[A block of data]
######
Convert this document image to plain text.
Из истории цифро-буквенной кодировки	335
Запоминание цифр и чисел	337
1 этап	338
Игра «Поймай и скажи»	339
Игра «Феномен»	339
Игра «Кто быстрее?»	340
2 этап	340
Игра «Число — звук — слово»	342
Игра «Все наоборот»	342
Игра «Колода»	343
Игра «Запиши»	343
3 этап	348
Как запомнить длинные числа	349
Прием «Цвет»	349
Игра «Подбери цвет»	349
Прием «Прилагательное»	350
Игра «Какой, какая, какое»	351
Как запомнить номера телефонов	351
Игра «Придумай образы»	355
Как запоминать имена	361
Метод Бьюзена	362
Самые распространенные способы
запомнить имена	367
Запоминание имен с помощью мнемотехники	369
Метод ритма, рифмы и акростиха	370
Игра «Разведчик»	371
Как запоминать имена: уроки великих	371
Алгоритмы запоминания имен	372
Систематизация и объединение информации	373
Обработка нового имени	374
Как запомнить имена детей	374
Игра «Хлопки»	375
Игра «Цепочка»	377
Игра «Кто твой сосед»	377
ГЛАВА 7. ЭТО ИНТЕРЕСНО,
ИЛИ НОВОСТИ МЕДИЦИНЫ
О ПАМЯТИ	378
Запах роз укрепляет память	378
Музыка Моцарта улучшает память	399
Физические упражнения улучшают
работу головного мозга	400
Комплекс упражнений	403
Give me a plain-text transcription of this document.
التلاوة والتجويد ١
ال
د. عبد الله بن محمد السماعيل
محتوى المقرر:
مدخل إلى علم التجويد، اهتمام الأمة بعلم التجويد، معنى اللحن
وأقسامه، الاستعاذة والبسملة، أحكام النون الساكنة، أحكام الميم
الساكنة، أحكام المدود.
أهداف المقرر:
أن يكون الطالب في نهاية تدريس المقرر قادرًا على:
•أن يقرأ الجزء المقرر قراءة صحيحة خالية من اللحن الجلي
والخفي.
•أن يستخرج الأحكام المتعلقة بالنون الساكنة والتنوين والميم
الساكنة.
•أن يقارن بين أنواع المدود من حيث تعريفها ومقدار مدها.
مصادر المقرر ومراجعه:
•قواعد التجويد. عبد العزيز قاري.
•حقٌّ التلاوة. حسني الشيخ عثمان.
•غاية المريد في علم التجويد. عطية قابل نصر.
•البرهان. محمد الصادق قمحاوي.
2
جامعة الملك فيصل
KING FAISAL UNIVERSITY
######
The request: Find the string "اللحن" in the entries above and return each line that holds it.

Written response:
مدخل إلى علم التجويد، اهتمام الأمة بعلم التجويد، معنى اللحن
•أن يقرأ الجزء المقرر قراءة صحيحة خالية من اللحن الجلي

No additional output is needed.